Hidden Chicano Cinema addresses a series of 'film moments' that are cultural encounters between filmmakers who use film as a technology and the people of the communities that became the subjects for the film depictions. These film encounters often found Borderlands residents and filmmakers eyeing each other from opposite sides of the camera lens, thereby learning from, critiquing and/or categorizing each other.

The first chapters are dedicated to the advent of still photography and early film in New Mexico, which at the time was considered a "foreign locale" despite the fact that it is within the boundaries of the United States. During this early period, "segmented and mutually exclusive images of the Southwest lived in the public imagination" (1). These stereotypes left little room for representation of the 'triculturalism' that makes up this region.

Film Scholar Carlos Cortes explains that popular images were enculturated because we constantly receive information from a "societal curriculum" instilled by family, peers, and media that teaches a myriad of topics including race, ethnicity, culture, and nationality. Movies organize information about these very notions, influence values, help shape expectations of viewers, and provide models for action.

Cortes explains that films have several purposes which leave impressions on the audience. For example, films that use ethnic images examine national character. Films influence societal attitudes toward ethnic groups and take advantage of existing audience predispositions about them. Thus, filming the Borderlands has been a vast proposition that crafts images of Natives, Mexicans, and Anglos. It presents interethnic relationships these [End Page 80] communities create, all within a mythic and wild Southwestern landscapes.

§ **COLLECTED MATERIAL**:
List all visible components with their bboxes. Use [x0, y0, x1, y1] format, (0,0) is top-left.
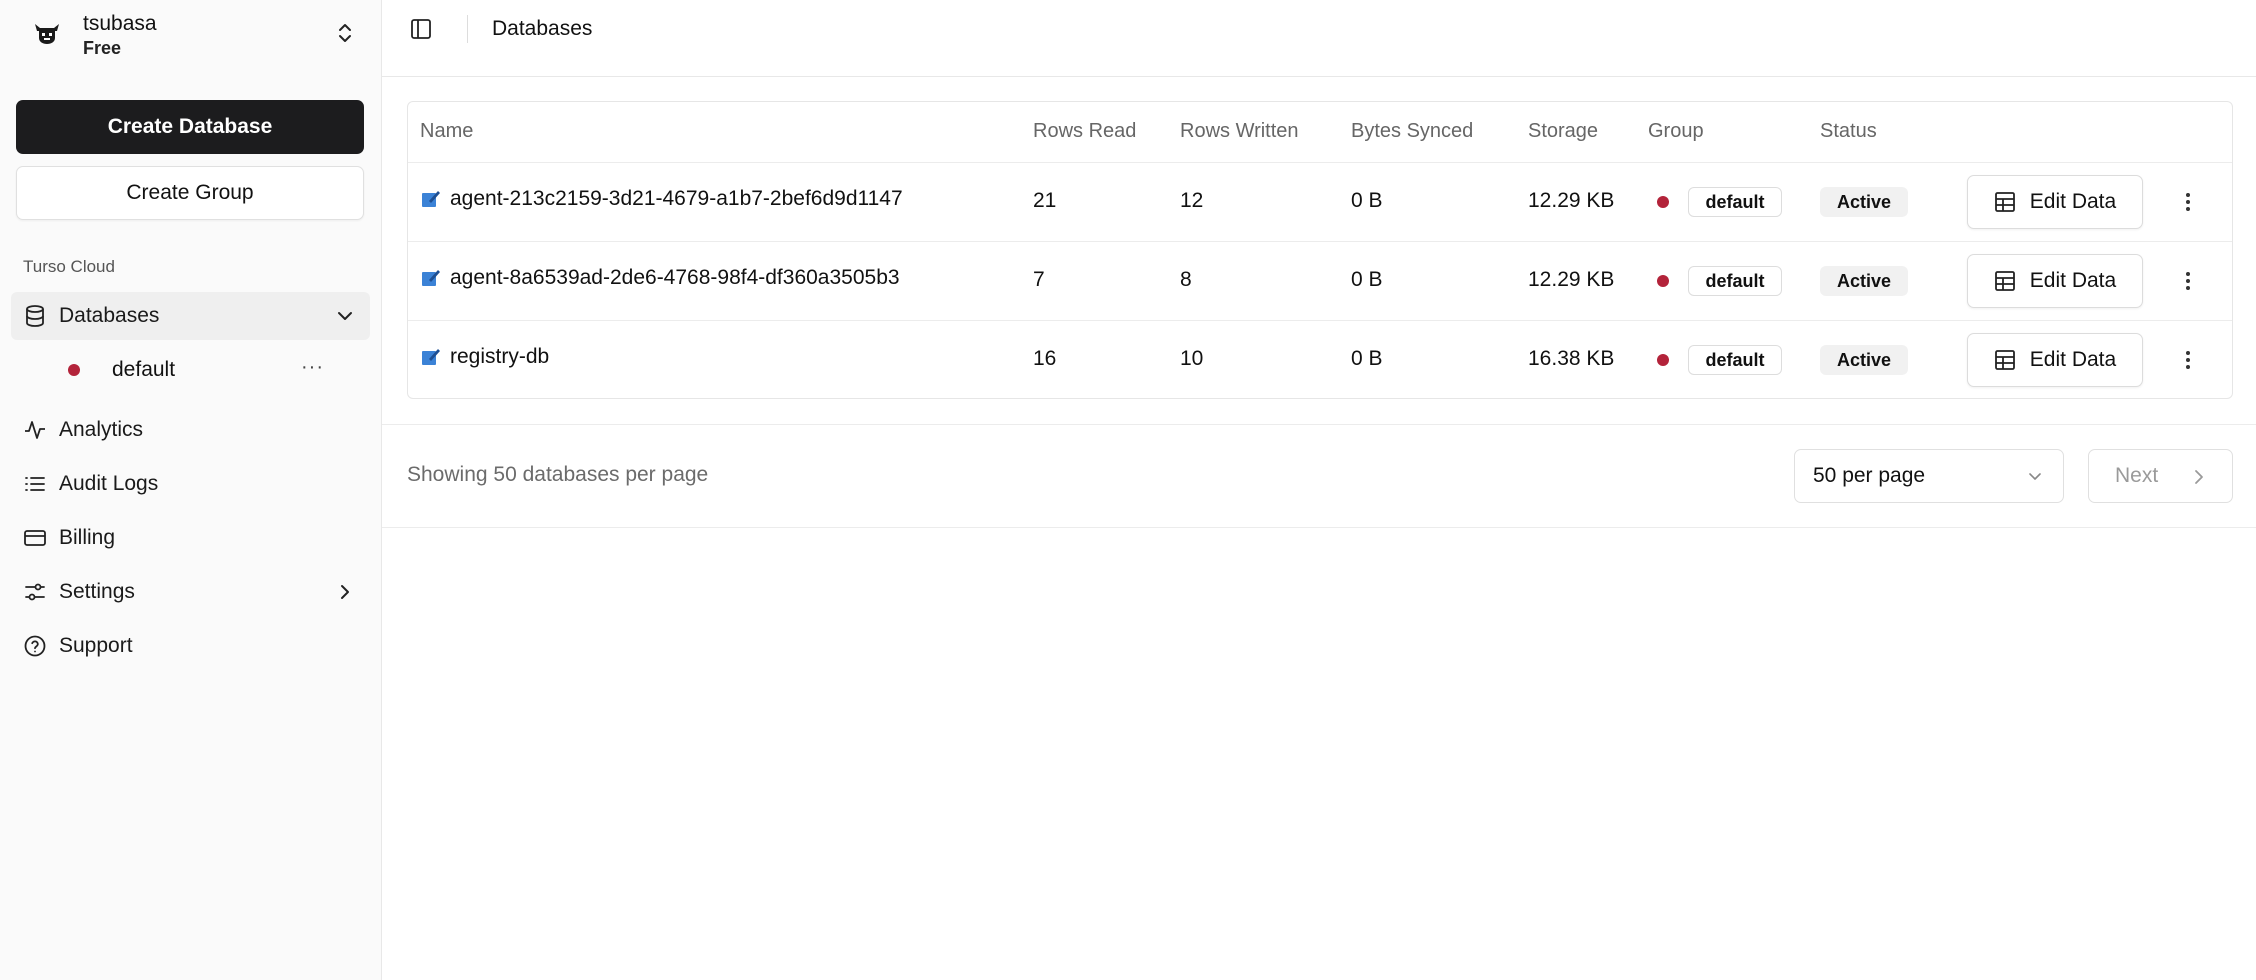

§ **TASK INSTRUCTIONS**:
1. Decide whether each statement agrees with the passage about Hidden Chicano Cinema, answering yes or no and quoting the deciding words of the passage. (a) The book's first chapters deal with the beginnings of still photography and early film in New Mexico. (b) Carlos Cortes says the "societal curriculum" is instilled by the media alone. (c) The early stereotypes of the Southwest gave ample room to representing the region's triculturalism.
2. Carry on the passage about Hidden Chicano Cinema, picking up after its final sentence.

§ **ANSWERS BELOW**:
1.
(a) Yes: "The first chapters are dedicated to the advent of still photography and early film in New Mexico"
(b) No: "a "societal curriculum" instilled by family, peers, and media"
(c) No: "These stereotypes left little room for representation of the 'triculturalism' that makes up this region."

2.
At times, this type of lens created a "tourist gaze" which highlighted the 'exotic other' and established a dominant Anglo-American view based on Manifest Destiny. The problem with early photography (Edward Curtis, Carl Taylor, and Russell Lee) and cinema representing Native 'others' was that it was seen as part entertainment, part science, and part anthropology, in which documentarians swooped down over the Southwest in search of exotic prey.

Eventually a shift occurred in the representation of the New Mexico Borderland in film. These "Social Realism" representations demonstrated the lives of Chicanos in the United States during the Cold War period. One such example is the film Salt of the Earth (1954). It focused upon a Mexican-American worker labor struggle in a New Mexican mining district (Zinc Town, USA). This was a major rotation in the choice of subjects for filmmakers because the lens added needed criticism to social and economic relationships that were the product of centuries of exploitation and inequality; as well as drawing attention to women's emerging rights.

Salt of the Earth is also unique because it can be considered a seminal Chicano film. "On the basis of its significance to [and collaboration with] the Chicano communities… it is obvious that its very creation was meant to ameliorate the conditions faced by Chicano workers and their families… [As such], the Chicano/a community of the Southwest embraced Salt of the Earth as an expression of Mexican American cultural resilience and strength" (95).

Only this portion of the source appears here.